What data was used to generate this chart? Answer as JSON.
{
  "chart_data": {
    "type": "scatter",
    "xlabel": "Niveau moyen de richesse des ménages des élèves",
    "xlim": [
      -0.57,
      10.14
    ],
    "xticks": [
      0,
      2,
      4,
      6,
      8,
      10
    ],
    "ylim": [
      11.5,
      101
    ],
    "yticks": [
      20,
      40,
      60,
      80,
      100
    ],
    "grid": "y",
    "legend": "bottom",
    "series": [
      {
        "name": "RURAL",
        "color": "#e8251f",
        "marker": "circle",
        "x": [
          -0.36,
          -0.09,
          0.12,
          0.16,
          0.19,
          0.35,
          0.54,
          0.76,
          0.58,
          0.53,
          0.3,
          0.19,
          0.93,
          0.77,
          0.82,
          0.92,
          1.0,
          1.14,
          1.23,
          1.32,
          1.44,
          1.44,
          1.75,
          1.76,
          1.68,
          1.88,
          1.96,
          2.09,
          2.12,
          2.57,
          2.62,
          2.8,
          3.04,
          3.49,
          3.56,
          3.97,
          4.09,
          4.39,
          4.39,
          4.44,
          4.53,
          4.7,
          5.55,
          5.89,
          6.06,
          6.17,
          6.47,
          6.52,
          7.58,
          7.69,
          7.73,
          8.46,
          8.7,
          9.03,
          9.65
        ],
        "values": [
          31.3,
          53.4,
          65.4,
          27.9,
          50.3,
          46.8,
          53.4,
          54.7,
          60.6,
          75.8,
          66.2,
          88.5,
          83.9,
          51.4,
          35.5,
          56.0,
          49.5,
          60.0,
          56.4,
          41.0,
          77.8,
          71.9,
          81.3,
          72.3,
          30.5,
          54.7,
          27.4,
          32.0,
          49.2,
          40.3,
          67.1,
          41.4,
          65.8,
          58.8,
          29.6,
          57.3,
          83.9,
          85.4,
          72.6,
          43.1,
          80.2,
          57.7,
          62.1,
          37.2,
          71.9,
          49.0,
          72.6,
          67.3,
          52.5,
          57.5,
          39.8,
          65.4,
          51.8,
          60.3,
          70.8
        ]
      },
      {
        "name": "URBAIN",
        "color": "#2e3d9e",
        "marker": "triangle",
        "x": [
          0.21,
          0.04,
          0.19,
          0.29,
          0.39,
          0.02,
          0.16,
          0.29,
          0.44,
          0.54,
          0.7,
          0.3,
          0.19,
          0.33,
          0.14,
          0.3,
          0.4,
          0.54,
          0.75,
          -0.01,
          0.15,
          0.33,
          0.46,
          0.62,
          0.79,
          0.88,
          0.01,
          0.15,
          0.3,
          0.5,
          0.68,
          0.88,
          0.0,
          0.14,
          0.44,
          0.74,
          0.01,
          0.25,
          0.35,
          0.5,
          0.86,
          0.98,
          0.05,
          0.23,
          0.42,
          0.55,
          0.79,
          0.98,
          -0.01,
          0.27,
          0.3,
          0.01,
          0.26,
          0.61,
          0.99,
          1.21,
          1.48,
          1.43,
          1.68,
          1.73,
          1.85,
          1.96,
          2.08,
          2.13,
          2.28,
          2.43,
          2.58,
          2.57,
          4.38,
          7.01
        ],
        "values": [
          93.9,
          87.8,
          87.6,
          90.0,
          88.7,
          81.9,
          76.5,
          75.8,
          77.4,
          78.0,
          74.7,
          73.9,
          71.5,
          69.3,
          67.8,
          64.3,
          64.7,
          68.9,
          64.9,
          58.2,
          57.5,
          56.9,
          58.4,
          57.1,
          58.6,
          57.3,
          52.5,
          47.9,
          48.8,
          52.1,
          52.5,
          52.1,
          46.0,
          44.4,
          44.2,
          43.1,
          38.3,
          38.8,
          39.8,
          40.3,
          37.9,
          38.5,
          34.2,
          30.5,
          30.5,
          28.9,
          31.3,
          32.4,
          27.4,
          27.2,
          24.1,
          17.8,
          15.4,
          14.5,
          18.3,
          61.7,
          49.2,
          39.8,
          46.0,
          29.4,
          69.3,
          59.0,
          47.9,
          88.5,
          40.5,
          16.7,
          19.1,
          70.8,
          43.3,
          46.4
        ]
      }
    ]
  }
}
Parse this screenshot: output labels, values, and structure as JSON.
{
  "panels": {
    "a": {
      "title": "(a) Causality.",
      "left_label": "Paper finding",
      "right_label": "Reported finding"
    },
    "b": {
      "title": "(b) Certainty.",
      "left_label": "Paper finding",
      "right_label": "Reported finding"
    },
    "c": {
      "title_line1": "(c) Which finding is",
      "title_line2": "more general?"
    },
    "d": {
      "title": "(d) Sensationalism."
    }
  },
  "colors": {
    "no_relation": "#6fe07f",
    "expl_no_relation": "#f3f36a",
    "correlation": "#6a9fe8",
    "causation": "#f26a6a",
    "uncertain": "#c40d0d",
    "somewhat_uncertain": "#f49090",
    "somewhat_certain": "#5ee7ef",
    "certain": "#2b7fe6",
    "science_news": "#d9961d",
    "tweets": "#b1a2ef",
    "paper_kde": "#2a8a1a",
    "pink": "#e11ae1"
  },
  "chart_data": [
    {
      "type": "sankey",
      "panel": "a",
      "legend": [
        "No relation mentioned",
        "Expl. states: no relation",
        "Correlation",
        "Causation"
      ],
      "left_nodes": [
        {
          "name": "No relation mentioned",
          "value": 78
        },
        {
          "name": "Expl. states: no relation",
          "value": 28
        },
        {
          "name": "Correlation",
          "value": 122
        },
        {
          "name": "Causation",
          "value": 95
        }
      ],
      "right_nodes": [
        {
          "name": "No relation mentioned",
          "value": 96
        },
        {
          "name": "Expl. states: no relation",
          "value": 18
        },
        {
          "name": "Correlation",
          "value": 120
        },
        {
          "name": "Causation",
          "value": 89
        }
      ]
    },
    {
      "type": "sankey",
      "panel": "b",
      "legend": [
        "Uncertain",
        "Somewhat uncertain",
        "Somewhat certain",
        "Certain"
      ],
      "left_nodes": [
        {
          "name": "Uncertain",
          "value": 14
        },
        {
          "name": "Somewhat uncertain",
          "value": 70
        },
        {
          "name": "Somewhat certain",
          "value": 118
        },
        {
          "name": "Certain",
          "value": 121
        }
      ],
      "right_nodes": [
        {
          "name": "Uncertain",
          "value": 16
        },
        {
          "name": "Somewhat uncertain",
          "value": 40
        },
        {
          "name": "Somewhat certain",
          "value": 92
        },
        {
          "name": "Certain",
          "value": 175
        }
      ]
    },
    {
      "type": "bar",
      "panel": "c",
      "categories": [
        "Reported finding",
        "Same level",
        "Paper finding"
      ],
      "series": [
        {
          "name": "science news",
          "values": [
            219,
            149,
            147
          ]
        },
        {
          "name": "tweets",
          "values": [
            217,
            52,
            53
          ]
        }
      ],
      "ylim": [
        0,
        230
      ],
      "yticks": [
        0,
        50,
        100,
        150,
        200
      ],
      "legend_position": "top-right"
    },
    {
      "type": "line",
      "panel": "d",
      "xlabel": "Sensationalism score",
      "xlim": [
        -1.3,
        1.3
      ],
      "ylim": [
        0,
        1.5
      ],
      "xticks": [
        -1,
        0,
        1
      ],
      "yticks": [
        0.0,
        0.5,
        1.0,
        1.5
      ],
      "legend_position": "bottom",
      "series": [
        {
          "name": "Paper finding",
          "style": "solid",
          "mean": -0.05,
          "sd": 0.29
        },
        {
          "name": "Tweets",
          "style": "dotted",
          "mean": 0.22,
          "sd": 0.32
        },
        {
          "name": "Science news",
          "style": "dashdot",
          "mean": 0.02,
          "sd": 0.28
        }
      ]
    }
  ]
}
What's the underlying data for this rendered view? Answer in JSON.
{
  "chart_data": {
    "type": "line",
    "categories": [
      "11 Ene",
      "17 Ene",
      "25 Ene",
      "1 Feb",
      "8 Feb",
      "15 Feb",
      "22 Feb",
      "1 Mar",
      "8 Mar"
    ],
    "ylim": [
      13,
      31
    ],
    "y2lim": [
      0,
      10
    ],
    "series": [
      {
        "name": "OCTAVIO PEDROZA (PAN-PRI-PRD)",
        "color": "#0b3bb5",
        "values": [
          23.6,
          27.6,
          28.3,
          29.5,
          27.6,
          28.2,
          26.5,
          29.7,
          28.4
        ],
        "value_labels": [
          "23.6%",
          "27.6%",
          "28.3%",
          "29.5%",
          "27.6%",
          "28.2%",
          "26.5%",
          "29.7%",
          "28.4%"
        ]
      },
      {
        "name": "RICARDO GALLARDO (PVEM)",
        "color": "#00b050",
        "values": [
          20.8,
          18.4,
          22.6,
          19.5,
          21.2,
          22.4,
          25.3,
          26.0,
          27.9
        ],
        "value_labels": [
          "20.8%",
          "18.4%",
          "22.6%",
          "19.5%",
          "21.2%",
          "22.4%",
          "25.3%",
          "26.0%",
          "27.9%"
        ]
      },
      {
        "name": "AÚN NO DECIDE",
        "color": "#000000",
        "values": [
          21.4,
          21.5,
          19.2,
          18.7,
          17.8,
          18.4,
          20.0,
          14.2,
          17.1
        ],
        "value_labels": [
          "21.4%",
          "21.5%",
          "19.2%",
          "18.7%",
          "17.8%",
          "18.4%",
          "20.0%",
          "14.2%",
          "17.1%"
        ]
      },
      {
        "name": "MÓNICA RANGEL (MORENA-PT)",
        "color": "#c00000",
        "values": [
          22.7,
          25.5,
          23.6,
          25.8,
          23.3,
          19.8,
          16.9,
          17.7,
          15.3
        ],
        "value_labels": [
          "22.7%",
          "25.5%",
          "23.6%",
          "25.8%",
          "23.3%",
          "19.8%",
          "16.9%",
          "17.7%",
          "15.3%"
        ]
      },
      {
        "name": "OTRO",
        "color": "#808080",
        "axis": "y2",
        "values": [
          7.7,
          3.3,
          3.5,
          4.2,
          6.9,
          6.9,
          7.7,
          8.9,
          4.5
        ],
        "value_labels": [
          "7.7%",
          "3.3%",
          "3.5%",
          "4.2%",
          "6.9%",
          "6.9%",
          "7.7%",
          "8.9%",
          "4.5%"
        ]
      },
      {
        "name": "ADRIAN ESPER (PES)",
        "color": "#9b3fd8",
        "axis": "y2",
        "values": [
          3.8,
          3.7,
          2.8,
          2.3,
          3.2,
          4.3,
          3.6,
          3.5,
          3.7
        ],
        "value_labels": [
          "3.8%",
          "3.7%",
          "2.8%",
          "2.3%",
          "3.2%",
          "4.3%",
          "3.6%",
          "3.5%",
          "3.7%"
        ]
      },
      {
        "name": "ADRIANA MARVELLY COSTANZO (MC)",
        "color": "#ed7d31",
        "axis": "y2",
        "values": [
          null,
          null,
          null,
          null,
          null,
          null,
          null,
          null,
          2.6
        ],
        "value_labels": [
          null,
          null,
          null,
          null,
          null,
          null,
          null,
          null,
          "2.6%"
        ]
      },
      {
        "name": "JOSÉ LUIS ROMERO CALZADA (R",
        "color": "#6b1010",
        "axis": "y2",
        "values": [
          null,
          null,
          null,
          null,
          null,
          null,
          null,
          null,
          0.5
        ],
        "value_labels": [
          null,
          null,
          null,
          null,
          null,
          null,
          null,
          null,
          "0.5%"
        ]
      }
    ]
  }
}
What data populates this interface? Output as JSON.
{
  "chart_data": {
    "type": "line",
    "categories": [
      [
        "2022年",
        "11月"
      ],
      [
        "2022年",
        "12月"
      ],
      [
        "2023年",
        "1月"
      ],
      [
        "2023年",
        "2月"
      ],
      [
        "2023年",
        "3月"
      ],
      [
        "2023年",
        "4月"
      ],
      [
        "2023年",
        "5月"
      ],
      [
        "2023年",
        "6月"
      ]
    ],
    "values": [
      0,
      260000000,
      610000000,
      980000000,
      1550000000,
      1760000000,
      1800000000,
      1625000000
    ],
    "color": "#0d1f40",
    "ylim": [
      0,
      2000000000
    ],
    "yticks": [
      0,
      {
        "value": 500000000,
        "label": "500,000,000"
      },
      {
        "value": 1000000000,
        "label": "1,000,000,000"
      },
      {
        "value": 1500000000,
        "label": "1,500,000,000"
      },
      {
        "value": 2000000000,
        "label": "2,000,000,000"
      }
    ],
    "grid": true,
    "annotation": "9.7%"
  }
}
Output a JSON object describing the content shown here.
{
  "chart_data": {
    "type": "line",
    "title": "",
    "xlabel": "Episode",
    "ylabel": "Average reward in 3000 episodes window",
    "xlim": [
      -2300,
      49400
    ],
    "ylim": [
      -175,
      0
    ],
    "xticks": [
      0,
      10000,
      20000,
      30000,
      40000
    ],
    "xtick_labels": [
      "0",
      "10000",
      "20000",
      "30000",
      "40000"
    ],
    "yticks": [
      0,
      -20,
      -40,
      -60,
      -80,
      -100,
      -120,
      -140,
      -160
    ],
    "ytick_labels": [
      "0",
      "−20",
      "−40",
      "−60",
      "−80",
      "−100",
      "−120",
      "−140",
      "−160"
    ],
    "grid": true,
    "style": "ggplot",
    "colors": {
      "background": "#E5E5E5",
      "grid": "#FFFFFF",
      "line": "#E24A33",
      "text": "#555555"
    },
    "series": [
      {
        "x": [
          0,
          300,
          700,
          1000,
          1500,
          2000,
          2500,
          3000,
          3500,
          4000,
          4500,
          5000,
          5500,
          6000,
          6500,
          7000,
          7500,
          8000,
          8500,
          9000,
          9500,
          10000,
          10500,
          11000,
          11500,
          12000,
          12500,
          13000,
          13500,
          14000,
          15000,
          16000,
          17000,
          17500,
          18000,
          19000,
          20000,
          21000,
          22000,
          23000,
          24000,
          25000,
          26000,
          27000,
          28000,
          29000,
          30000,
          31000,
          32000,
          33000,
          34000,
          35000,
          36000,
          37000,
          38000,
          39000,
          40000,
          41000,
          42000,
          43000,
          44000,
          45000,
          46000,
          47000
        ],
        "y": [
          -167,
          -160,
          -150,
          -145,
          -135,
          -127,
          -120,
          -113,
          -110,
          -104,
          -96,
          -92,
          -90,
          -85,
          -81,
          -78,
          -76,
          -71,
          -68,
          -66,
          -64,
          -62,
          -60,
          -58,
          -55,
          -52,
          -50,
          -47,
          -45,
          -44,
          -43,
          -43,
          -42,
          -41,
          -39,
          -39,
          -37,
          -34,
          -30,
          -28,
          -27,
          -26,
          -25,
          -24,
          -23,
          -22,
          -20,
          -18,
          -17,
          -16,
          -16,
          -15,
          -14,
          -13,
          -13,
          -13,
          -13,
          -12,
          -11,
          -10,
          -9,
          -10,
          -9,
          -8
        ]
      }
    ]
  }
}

◆ Stated goal: Say how many lines in the records hold the string "Sensationalism", and say nothing else.

◆ Response to this task: 2